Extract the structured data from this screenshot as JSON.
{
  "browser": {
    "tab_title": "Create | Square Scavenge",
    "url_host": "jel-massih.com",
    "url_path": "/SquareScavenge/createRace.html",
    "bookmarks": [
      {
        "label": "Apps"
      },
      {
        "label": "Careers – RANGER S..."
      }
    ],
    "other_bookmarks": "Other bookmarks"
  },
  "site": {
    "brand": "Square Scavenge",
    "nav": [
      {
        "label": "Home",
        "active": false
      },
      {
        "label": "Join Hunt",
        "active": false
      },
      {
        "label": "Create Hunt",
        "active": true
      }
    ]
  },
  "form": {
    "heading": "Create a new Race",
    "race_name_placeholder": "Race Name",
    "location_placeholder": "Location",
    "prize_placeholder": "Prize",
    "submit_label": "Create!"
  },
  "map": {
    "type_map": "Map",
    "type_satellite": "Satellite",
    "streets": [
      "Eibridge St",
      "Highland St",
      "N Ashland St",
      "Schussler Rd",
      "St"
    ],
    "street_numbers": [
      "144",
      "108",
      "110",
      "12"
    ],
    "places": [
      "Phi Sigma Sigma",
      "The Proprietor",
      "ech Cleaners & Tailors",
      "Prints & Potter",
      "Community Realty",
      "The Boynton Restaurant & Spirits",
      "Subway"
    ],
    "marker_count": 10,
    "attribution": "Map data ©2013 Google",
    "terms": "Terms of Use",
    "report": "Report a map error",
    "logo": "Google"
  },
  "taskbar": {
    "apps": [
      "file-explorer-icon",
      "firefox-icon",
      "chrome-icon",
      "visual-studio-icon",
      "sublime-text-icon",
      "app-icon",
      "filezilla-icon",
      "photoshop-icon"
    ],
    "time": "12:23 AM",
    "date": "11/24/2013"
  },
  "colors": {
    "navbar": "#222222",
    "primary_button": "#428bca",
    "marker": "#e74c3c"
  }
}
☆ ☆ ☆ ☆ ☆
__THE EXERCISE__. Repeat the listing exactly, from its first line to its last.

__ANSWER FOR THIS EXERCISE__.
Extract the structured data from this screenshot as JSON.
{
  "browser": {
    "tab_title": "Create | Square Scavenge",
    "url_host": "jel-massih.com",
    "url_path": "/SquareScavenge/createRace.html",
    "bookmarks": [
      {
        "label": "Apps"
      },
      {
        "label": "Careers – RANGER S..."
      }
    ],
    "other_bookmarks": "Other bookmarks"
  },
  "site": {
    "brand": "Square Scavenge",
    "nav": [
      {
        "label": "Home",
        "active": false
      },
      {
        "label": "Join Hunt",
        "active": false
      },
      {
        "label": "Create Hunt",
        "active": true
      }
    ]
  },
  "form": {
    "heading": "Create a new Race",
    "race_name_placeholder": "Race Name",
    "location_placeholder": "Location",
    "prize_placeholder": "Prize",
    "submit_label": "Create!"
  },
  "map": {
    "type_map": "Map",
    "type_satellite": "Satellite",
    "streets": [
      "Eibridge St",
      "Highland St",
      "N Ashland St",
      "Schussler Rd",
      "St"
    ],
    "street_numbers": [
      "144",
      "108",
      "110",
      "12"
    ],
    "places": [
      "Phi Sigma Sigma",
      "The Proprietor",
      "ech Cleaners & Tailors",
      "Prints & Potter",
      "Community Realty",
      "The Boynton Restaurant & Spirits",
      "Subway"
    ],
    "marker_count": 10,
    "attribution": "Map data ©2013 Google",
    "terms": "Terms of Use",
    "report": "Report a map error",
    "logo": "Google"
  },
  "taskbar": {
    "apps": [
      "file-explorer-icon",
      "firefox-icon",
      "chrome-icon",
      "visual-studio-icon",
      "sublime-text-icon",
      "app-icon",
      "filezilla-icon",
      "photoshop-icon"
    ],
    "time": "12:23 AM",
    "date": "11/24/2013"
  },
  "colors": {
    "navbar": "#222222",
    "primary_button": "#428bca",
    "marker": "#e74c3c"
  }
}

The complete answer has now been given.